>> Begin DATA RECORDS
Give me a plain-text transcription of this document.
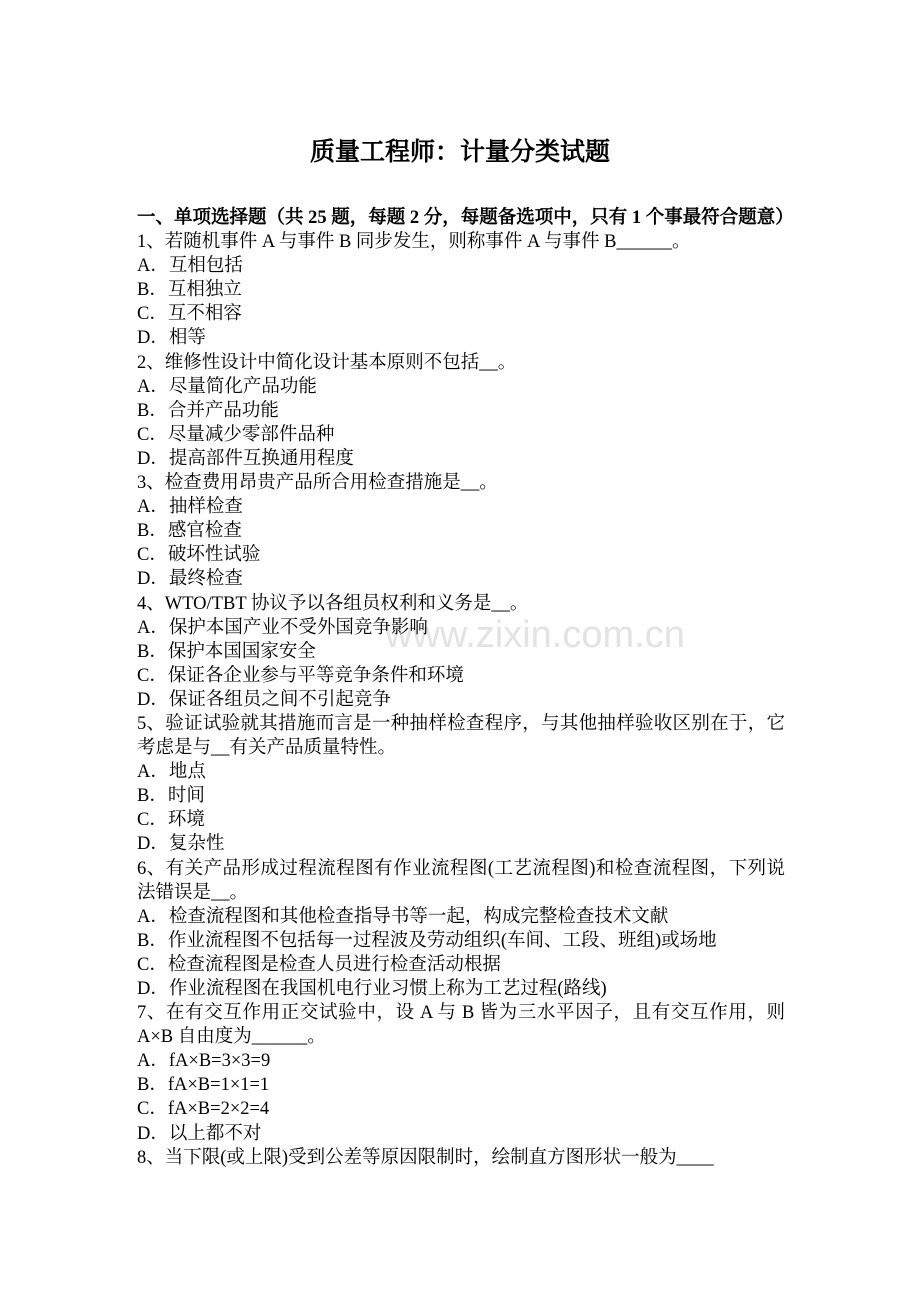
www.zixin.com.cn
质量工程师：计量分类试题
一、单项选择题（共 25 题，每题 2 分，每题备选项中，只有 1 个事最符合题意）

1、若随机事件 A 与事件 B 同步发生，则称事件 A 与事件 B______。

A．互相包括

B．互相独立

C．互不相容

D．相等

2、维修性设计中简化设计基本原则不包括__。

A．尽量简化产品功能

B．合并产品功能

C．尽量减少零部件品种

D．提高部件互换通用程度

3、检查费用昂贵产品所合用检查措施是__。

A．抽样检查

B．感官检查

C．破坏性试验

D．最终检查

4、WTO/TBT 协议予以各组员权利和义务是__。

A．保护本国产业不受外国竞争影响

B．保护本国国家安全

C．保证各企业参与平等竞争条件和环境

D．保证各组员之间不引起竞争

5、验证试验就其措施而言是一种抽样检查程序，与其他抽样验收区别在于，它考虑是与__有关产品质量特性。

A．地点

B．时间

C．环境

D．复杂性

6、有关产品形成过程流程图有作业流程图(工艺流程图)和检查流程图，下列说法错误是__。

A．检查流程图和其他检查指导书等一起，构成完整检查技术文献

B．作业流程图不包括每一过程波及劳动组织(车间、工段、班组)或场地

C．检查流程图是检查人员进行检查活动根据

D．作业流程图在我国机电行业习惯上称为工艺过程(路线)

7、在有交互作用正交试验中，设 A 与 B 皆为三水平因子，且有交互作用，则 A×B 自由度为______。

A．fA×B=3×3=9

B．fA×B=1×1=1

C．fA×B=2×2=4

D．以上都不对

8、当下限(或上限)受到公差等原因限制时，绘制直方图形状一般为____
>> End DATA RECORDS
§ EXERCISE INSTRUCTIONS: Without including any pictures, print all of the material exactly as given.

§ COMPLETE ANSWER:
Give me a plain-text transcription of this document.
www.zixin.com.cn
质量工程师：计量分类试题
一、单项选择题（共 25 题，每题 2 分，每题备选项中，只有 1 个事最符合题意）

1、若随机事件 A 与事件 B 同步发生，则称事件 A 与事件 B______。

A．互相包括

B．互相独立

C．互不相容

D．相等

2、维修性设计中简化设计基本原则不包括__。

A．尽量简化产品功能

B．合并产品功能

C．尽量减少零部件品种

D．提高部件互换通用程度

3、检查费用昂贵产品所合用检查措施是__。

A．抽样检查

B．感官检查

C．破坏性试验

D．最终检查

4、WTO/TBT 协议予以各组员权利和义务是__。

A．保护本国产业不受外国竞争影响

B．保护本国国家安全

C．保证各企业参与平等竞争条件和环境

D．保证各组员之间不引起竞争

5、验证试验就其措施而言是一种抽样检查程序，与其他抽样验收区别在于，它考虑是与__有关产品质量特性。

A．地点

B．时间

C．环境

D．复杂性

6、有关产品形成过程流程图有作业流程图(工艺流程图)和检查流程图，下列说法错误是__。

A．检查流程图和其他检查指导书等一起，构成完整检查技术文献

B．作业流程图不包括每一过程波及劳动组织(车间、工段、班组)或场地

C．检查流程图是检查人员进行检查活动根据

D．作业流程图在我国机电行业习惯上称为工艺过程(路线)

7、在有交互作用正交试验中，设 A 与 B 皆为三水平因子，且有交互作用，则 A×B 自由度为______。

A．fA×B=3×3=9

B．fA×B=1×1=1

C．fA×B=2×2=4

D．以上都不对

8、当下限(或上限)受到公差等原因限制时，绘制直方图形状一般为____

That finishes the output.